Records provided:
========================================================================

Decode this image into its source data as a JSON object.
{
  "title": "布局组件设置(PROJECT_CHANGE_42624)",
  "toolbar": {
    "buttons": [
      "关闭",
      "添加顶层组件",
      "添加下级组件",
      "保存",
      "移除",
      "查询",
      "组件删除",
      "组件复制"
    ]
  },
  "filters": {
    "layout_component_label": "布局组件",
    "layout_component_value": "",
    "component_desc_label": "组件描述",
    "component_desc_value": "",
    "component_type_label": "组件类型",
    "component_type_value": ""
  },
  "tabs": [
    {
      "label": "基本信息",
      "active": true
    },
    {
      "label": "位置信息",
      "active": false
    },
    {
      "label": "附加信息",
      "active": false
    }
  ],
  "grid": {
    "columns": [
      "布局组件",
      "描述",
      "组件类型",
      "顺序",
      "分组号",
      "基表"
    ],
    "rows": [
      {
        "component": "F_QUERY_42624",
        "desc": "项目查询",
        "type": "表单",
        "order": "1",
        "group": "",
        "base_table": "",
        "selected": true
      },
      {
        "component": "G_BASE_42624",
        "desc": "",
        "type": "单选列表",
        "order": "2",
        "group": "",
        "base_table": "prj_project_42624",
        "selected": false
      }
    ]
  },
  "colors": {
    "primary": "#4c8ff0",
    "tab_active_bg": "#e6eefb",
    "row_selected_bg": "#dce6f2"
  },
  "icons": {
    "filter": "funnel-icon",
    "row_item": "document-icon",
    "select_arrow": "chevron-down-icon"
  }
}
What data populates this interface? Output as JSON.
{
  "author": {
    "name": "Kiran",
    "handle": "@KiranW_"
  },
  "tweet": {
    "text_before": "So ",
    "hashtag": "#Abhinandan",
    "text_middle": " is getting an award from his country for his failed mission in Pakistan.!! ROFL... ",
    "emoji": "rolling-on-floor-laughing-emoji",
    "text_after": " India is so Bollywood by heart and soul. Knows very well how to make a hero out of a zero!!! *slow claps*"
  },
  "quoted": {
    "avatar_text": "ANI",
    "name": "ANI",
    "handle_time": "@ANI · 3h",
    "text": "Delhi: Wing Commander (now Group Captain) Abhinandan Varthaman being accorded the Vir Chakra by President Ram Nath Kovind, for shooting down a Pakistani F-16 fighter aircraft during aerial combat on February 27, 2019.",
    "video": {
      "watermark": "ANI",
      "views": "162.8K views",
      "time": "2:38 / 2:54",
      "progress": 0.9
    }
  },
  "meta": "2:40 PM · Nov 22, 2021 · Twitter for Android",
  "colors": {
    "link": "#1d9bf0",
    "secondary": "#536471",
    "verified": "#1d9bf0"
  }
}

========================================================================

Short task:
Set down the entries above again, word for word.

Finished answer:
Decode this image into its source data as a JSON object.
{
  "title": "布局组件设置(PROJECT_CHANGE_42624)",
  "toolbar": {
    "buttons": [
      "关闭",
      "添加顶层组件",
      "添加下级组件",
      "保存",
      "移除",
      "查询",
      "组件删除",
      "组件复制"
    ]
  },
  "filters": {
    "layout_component_label": "布局组件",
    "layout_component_value": "",
    "component_desc_label": "组件描述",
    "component_desc_value": "",
    "component_type_label": "组件类型",
    "component_type_value": ""
  },
  "tabs": [
    {
      "label": "基本信息",
      "active": true
    },
    {
      "label": "位置信息",
      "active": false
    },
    {
      "label": "附加信息",
      "active": false
    }
  ],
  "grid": {
    "columns": [
      "布局组件",
      "描述",
      "组件类型",
      "顺序",
      "分组号",
      "基表"
    ],
    "rows": [
      {
        "component": "F_QUERY_42624",
        "desc": "项目查询",
        "type": "表单",
        "order": "1",
        "group": "",
        "base_table": "",
        "selected": true
      },
      {
        "component": "G_BASE_42624",
        "desc": "",
        "type": "单选列表",
        "order": "2",
        "group": "",
        "base_table": "prj_project_42624",
        "selected": false
      }
    ]
  },
  "colors": {
    "primary": "#4c8ff0",
    "tab_active_bg": "#e6eefb",
    "row_selected_bg": "#dce6f2"
  },
  "icons": {
    "filter": "funnel-icon",
    "row_item": "document-icon",
    "select_arrow": "chevron-down-icon"
  }
}
What data populates this interface? Output as JSON.
{
  "author": {
    "name": "Kiran",
    "handle": "@KiranW_"
  },
  "tweet": {
    "text_before": "So ",
    "hashtag": "#Abhinandan",
    "text_middle": " is getting an award from his country for his failed mission in Pakistan.!! ROFL... ",
    "emoji": "rolling-on-floor-laughing-emoji",
    "text_after": " India is so Bollywood by heart and soul. Knows very well how to make a hero out of a zero!!! *slow claps*"
  },
  "quoted": {
    "avatar_text": "ANI",
    "name": "ANI",
    "handle_time": "@ANI · 3h",
    "text": "Delhi: Wing Commander (now Group Captain) Abhinandan Varthaman being accorded the Vir Chakra by President Ram Nath Kovind, for shooting down a Pakistani F-16 fighter aircraft during aerial combat on February 27, 2019.",
    "video": {
      "watermark": "ANI",
      "views": "162.8K views",
      "time": "2:38 / 2:54",
      "progress": 0.9
    }
  },
  "meta": "2:40 PM · Nov 22, 2021 · Twitter for Android",
  "colors": {
    "link": "#1d9bf0",
    "secondary": "#536471",
    "verified": "#1d9bf0"
  }
}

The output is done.